— begin Exercise materials —
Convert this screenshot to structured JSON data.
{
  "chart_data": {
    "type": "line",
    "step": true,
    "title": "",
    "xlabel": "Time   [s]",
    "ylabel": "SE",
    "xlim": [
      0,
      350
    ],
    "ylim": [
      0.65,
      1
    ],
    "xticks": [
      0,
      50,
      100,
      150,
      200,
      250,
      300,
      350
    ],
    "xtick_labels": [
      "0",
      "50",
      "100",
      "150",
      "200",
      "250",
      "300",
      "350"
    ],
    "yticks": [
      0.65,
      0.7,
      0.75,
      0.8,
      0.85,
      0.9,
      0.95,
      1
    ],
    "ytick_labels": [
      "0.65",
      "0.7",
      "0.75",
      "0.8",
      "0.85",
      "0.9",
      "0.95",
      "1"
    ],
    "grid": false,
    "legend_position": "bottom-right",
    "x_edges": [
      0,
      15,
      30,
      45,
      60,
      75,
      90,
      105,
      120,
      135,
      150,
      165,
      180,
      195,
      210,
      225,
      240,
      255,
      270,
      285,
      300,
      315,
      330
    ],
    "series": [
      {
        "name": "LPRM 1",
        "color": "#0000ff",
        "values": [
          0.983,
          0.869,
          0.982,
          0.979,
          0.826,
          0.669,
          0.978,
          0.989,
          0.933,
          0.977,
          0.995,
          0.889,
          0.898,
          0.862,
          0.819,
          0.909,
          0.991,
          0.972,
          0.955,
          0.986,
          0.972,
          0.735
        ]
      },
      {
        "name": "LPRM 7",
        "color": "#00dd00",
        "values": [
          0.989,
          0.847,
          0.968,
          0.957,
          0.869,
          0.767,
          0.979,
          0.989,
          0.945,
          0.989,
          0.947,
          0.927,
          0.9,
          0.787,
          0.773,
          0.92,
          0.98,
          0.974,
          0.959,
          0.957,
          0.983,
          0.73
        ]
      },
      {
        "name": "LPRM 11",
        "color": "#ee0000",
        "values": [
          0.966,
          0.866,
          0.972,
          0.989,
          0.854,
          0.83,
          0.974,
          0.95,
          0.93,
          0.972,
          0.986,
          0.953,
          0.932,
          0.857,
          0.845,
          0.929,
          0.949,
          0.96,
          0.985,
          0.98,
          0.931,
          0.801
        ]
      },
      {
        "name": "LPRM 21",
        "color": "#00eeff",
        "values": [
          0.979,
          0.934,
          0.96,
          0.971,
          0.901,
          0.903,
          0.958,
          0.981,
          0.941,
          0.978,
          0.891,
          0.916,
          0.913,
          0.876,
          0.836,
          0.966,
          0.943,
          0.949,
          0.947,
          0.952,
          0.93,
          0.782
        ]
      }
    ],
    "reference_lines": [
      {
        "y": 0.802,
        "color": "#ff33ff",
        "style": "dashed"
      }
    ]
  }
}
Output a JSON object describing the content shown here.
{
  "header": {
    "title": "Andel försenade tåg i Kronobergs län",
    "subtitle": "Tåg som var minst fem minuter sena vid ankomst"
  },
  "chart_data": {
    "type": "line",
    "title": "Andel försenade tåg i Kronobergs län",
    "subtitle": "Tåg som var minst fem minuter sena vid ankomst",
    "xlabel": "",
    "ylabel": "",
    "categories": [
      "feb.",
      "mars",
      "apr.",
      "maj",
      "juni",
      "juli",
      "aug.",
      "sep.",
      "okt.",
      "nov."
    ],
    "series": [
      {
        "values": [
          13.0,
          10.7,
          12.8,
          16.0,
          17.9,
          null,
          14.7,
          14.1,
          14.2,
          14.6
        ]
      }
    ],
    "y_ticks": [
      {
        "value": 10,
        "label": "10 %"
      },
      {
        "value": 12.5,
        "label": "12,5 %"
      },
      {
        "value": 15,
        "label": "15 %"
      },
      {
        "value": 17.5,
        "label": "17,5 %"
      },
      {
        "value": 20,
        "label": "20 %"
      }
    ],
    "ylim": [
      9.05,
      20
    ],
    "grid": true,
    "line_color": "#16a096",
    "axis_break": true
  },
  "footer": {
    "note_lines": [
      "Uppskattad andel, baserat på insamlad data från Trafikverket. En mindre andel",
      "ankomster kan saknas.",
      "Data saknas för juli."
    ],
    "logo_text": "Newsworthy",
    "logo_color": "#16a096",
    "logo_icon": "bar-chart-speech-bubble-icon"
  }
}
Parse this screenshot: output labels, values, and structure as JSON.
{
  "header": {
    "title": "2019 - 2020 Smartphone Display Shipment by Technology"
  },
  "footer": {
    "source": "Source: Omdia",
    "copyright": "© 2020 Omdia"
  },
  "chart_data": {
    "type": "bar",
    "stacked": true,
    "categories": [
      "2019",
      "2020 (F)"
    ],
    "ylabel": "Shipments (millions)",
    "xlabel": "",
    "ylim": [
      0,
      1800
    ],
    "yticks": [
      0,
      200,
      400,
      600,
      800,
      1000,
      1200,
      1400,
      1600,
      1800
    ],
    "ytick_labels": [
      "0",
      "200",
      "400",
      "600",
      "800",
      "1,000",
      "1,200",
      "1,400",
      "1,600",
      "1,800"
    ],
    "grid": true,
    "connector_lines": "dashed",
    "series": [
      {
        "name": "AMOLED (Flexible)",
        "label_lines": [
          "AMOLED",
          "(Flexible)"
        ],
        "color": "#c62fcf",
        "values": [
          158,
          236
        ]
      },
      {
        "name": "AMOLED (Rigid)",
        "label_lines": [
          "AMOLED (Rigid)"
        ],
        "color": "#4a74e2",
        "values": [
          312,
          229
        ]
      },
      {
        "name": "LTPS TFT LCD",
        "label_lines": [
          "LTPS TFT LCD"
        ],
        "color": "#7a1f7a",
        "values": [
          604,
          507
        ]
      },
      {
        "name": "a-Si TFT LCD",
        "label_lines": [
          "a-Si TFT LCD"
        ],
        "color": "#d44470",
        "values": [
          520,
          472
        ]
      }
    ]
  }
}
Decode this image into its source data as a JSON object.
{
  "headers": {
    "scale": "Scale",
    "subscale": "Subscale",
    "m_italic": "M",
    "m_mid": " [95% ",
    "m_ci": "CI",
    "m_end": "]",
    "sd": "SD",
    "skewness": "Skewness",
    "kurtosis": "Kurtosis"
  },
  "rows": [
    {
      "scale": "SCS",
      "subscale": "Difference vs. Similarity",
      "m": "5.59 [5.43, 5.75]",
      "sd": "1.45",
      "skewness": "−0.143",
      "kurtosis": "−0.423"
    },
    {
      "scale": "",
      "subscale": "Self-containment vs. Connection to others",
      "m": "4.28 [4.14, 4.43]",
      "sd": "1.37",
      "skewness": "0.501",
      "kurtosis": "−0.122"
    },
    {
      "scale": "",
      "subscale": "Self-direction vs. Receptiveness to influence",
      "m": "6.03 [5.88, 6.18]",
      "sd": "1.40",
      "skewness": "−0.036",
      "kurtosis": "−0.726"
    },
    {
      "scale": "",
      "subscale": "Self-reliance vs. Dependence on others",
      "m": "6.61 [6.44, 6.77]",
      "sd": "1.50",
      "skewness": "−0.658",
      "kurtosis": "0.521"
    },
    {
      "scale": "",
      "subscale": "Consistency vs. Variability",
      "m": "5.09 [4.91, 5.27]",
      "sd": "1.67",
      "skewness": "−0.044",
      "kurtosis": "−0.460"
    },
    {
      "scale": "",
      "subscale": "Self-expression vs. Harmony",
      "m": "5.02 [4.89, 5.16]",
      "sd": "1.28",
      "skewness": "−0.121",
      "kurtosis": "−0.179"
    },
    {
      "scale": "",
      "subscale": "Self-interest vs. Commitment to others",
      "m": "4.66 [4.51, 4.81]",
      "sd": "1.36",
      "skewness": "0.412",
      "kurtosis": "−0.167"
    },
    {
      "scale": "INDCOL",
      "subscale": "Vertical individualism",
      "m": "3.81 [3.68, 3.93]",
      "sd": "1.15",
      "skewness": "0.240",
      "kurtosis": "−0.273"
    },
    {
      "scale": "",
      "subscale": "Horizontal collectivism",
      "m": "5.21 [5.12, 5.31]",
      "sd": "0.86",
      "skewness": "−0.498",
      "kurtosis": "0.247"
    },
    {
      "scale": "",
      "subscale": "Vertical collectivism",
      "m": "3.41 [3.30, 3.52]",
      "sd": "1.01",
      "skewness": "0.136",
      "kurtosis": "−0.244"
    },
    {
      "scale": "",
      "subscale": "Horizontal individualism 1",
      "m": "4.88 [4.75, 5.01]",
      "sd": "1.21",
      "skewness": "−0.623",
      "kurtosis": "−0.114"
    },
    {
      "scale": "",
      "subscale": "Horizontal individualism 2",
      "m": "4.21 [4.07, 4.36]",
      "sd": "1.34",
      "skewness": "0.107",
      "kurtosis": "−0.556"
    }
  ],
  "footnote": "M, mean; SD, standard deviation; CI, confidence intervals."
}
— end Exercise materials —
→ **Problem details**
Select every line where the word "individualism" occurs.

→ **Answer to this exercise**
      "subscale": "Vertical individualism",
      "subscale": "Horizontal individualism 1",
      "subscale": "Horizontal individualism 2",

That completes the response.